Copy out all the entries word for word.

-------- ITEMS

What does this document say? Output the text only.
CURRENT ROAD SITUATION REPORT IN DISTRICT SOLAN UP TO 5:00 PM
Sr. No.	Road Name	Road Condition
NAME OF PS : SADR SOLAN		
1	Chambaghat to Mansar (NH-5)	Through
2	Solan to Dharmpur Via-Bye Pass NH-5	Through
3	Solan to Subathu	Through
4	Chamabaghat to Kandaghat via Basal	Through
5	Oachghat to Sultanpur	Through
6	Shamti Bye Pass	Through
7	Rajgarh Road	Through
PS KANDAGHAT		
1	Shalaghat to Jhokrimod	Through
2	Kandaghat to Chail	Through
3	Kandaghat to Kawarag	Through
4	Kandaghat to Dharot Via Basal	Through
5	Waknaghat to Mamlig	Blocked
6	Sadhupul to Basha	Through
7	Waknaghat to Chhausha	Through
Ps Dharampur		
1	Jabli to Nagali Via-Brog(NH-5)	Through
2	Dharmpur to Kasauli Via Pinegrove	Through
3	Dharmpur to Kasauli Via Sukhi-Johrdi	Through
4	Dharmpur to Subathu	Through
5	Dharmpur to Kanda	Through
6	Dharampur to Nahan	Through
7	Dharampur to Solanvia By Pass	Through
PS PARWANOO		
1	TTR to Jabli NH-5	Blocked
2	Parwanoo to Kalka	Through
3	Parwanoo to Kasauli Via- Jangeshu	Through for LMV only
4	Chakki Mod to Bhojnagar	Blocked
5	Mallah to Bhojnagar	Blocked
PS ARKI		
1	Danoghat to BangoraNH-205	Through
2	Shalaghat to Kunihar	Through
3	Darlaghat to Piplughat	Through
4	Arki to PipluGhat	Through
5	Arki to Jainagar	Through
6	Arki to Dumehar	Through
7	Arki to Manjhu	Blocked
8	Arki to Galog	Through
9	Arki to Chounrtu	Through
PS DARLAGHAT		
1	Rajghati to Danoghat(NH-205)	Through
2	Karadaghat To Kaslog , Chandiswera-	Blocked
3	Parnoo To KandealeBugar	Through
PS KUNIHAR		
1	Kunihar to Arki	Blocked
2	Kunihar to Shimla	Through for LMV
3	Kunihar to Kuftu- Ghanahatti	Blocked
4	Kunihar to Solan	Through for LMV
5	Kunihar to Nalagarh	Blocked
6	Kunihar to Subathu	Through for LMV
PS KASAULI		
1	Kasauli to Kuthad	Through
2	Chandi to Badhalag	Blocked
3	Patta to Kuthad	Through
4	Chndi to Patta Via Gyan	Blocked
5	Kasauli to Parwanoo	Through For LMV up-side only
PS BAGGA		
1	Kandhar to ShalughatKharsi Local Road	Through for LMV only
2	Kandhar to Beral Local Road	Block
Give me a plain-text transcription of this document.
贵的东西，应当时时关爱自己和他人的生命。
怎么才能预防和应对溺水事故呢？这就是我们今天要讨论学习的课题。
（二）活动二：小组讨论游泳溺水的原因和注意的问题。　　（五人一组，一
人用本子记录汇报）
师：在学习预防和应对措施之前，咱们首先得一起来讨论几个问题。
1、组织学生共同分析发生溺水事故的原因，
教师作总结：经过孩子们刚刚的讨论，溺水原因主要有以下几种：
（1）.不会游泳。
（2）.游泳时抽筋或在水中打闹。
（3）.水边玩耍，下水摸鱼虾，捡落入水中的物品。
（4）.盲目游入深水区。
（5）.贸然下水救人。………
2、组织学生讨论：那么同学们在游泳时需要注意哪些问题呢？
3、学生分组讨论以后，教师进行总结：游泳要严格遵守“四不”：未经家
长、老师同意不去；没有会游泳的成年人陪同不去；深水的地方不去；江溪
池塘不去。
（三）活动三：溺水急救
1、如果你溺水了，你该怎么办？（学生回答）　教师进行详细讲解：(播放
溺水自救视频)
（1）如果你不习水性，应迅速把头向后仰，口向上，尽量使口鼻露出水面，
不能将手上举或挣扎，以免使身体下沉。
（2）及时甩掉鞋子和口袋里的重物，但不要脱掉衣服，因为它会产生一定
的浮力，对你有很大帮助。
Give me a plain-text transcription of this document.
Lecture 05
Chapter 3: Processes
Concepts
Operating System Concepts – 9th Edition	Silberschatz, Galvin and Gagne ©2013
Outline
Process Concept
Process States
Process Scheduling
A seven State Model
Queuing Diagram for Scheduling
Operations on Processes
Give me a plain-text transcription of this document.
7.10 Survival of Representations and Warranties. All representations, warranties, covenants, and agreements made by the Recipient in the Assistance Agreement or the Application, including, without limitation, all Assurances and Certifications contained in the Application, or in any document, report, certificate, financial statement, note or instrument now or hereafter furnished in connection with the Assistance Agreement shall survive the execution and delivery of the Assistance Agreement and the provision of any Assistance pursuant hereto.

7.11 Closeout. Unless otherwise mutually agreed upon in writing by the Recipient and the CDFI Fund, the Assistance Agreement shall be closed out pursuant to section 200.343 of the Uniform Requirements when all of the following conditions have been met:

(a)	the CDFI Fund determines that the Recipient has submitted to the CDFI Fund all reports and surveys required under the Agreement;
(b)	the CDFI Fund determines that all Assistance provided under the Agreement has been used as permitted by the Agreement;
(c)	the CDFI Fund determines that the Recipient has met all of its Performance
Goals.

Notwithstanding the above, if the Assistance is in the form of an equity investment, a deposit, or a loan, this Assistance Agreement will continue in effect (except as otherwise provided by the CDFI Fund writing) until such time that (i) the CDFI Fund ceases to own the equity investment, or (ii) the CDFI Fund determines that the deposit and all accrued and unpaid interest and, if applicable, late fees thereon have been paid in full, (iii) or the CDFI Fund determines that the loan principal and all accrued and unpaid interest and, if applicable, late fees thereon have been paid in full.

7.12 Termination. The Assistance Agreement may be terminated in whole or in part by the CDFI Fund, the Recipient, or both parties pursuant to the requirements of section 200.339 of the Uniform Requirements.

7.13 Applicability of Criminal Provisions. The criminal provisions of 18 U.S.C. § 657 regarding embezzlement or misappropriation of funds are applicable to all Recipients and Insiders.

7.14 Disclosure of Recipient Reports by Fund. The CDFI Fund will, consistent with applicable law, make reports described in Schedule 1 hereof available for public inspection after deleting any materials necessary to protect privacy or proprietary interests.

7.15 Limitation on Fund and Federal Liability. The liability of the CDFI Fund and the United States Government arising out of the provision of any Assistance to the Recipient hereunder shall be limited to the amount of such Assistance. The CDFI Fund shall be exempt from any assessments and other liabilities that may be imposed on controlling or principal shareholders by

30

----------------

EXERCISE RESPONSE:
What does this document say? Output the text only.
CURRENT ROAD SITUATION REPORT IN DISTRICT SOLAN UP TO 5:00 PM
Sr. No.	Road Name	Road Condition
NAME OF PS : SADR SOLAN		
1	Chambaghat to Mansar (NH-5)	Through
2	Solan to Dharmpur Via-Bye Pass NH-5	Through
3	Solan to Subathu	Through
4	Chamabaghat to Kandaghat via Basal	Through
5	Oachghat to Sultanpur	Through
6	Shamti Bye Pass	Through
7	Rajgarh Road	Through
PS KANDAGHAT		
1	Shalaghat to Jhokrimod	Through
2	Kandaghat to Chail	Through
3	Kandaghat to Kawarag	Through
4	Kandaghat to Dharot Via Basal	Through
5	Waknaghat to Mamlig	Blocked
6	Sadhupul to Basha	Through
7	Waknaghat to Chhausha	Through
Ps Dharampur		
1	Jabli to Nagali Via-Brog(NH-5)	Through
2	Dharmpur to Kasauli Via Pinegrove	Through
3	Dharmpur to Kasauli Via Sukhi-Johrdi	Through
4	Dharmpur to Subathu	Through
5	Dharmpur to Kanda	Through
6	Dharampur to Nahan	Through
7	Dharampur to Solanvia By Pass	Through
PS PARWANOO		
1	TTR to Jabli NH-5	Blocked
2	Parwanoo to Kalka	Through
3	Parwanoo to Kasauli Via- Jangeshu	Through for LMV only
4	Chakki Mod to Bhojnagar	Blocked
5	Mallah to Bhojnagar	Blocked
PS ARKI		
1	Danoghat to BangoraNH-205	Through
2	Shalaghat to Kunihar	Through
3	Darlaghat to Piplughat	Through
4	Arki to PipluGhat	Through
5	Arki to Jainagar	Through
6	Arki to Dumehar	Through
7	Arki to Manjhu	Blocked
8	Arki to Galog	Through
9	Arki to Chounrtu	Through
PS DARLAGHAT		
1	Rajghati to Danoghat(NH-205)	Through
2	Karadaghat To Kaslog , Chandiswera-	Blocked
3	Parnoo To KandealeBugar	Through
PS KUNIHAR		
1	Kunihar to Arki	Blocked
2	Kunihar to Shimla	Through for LMV
3	Kunihar to Kuftu- Ghanahatti	Blocked
4	Kunihar to Solan	Through for LMV
5	Kunihar to Nalagarh	Blocked
6	Kunihar to Subathu	Through for LMV
PS KASAULI		
1	Kasauli to Kuthad	Through
2	Chandi to Badhalag	Blocked
3	Patta to Kuthad	Through
4	Chndi to Patta Via Gyan	Blocked
5	Kasauli to Parwanoo	Through For LMV up-side only
PS BAGGA		
1	Kandhar to ShalughatKharsi Local Road	Through for LMV only
2	Kandhar to Beral Local Road	Block
Give me a plain-text transcription of this document.
贵的东西，应当时时关爱自己和他人的生命。
怎么才能预防和应对溺水事故呢？这就是我们今天要讨论学习的课题。
（二）活动二：小组讨论游泳溺水的原因和注意的问题。　　（五人一组，一
人用本子记录汇报）
师：在学习预防和应对措施之前，咱们首先得一起来讨论几个问题。
1、组织学生共同分析发生溺水事故的原因，
教师作总结：经过孩子们刚刚的讨论，溺水原因主要有以下几种：
（1）.不会游泳。
（2）.游泳时抽筋或在水中打闹。
（3）.水边玩耍，下水摸鱼虾，捡落入水中的物品。
（4）.盲目游入深水区。
（5）.贸然下水救人。………
2、组织学生讨论：那么同学们在游泳时需要注意哪些问题呢？
3、学生分组讨论以后，教师进行总结：游泳要严格遵守“四不”：未经家
长、老师同意不去；没有会游泳的成年人陪同不去；深水的地方不去；江溪
池塘不去。
（三）活动三：溺水急救
1、如果你溺水了，你该怎么办？（学生回答）　教师进行详细讲解：(播放
溺水自救视频)
（1）如果你不习水性，应迅速把头向后仰，口向上，尽量使口鼻露出水面，
不能将手上举或挣扎，以免使身体下沉。
（2）及时甩掉鞋子和口袋里的重物，但不要脱掉衣服，因为它会产生一定
的浮力，对你有很大帮助。
Give me a plain-text transcription of this document.
Lecture 05
Chapter 3: Processes
Concepts
Operating System Concepts – 9th Edition	Silberschatz, Galvin and Gagne ©2013
Outline
Process Concept
Process States
Process Scheduling
A seven State Model
Queuing Diagram for Scheduling
Operations on Processes
Give me a plain-text transcription of this document.
7.10 Survival of Representations and Warranties. All representations, warranties, covenants, and agreements made by the Recipient in the Assistance Agreement or the Application, including, without limitation, all Assurances and Certifications contained in the Application, or in any document, report, certificate, financial statement, note or instrument now or hereafter furnished in connection with the Assistance Agreement shall survive the execution and delivery of the Assistance Agreement and the provision of any Assistance pursuant hereto.

7.11 Closeout. Unless otherwise mutually agreed upon in writing by the Recipient and the CDFI Fund, the Assistance Agreement shall be closed out pursuant to section 200.343 of the Uniform Requirements when all of the following conditions have been met:

(a)	the CDFI Fund determines that the Recipient has submitted to the CDFI Fund all reports and surveys required under the Agreement;
(b)	the CDFI Fund determines that all Assistance provided under the Agreement has been used as permitted by the Agreement;
(c)	the CDFI Fund determines that the Recipient has met all of its Performance
Goals.

Notwithstanding the above, if the Assistance is in the form of an equity investment, a deposit, or a loan, this Assistance Agreement will continue in effect (except as otherwise provided by the CDFI Fund writing) until such time that (i) the CDFI Fund ceases to own the equity investment, or (ii) the CDFI Fund determines that the deposit and all accrued and unpaid interest and, if applicable, late fees thereon have been paid in full, (iii) or the CDFI Fund determines that the loan principal and all accrued and unpaid interest and, if applicable, late fees thereon have been paid in full.

7.12 Termination. The Assistance Agreement may be terminated in whole or in part by the CDFI Fund, the Recipient, or both parties pursuant to the requirements of section 200.339 of the Uniform Requirements.

7.13 Applicability of Criminal Provisions. The criminal provisions of 18 U.S.C. § 657 regarding embezzlement or misappropriation of funds are applicable to all Recipients and Insiders.

7.14 Disclosure of Recipient Reports by Fund. The CDFI Fund will, consistent with applicable law, make reports described in Schedule 1 hereof available for public inspection after deleting any materials necessary to protect privacy or proprietary interests.

7.15 Limitation on Fund and Federal Liability. The liability of the CDFI Fund and the United States Government arising out of the provision of any Assistance to the Recipient hereunder shall be limited to the amount of such Assistance. The CDFI Fund shall be exempt from any assessments and other liabilities that may be imposed on controlling or principal shareholders by

30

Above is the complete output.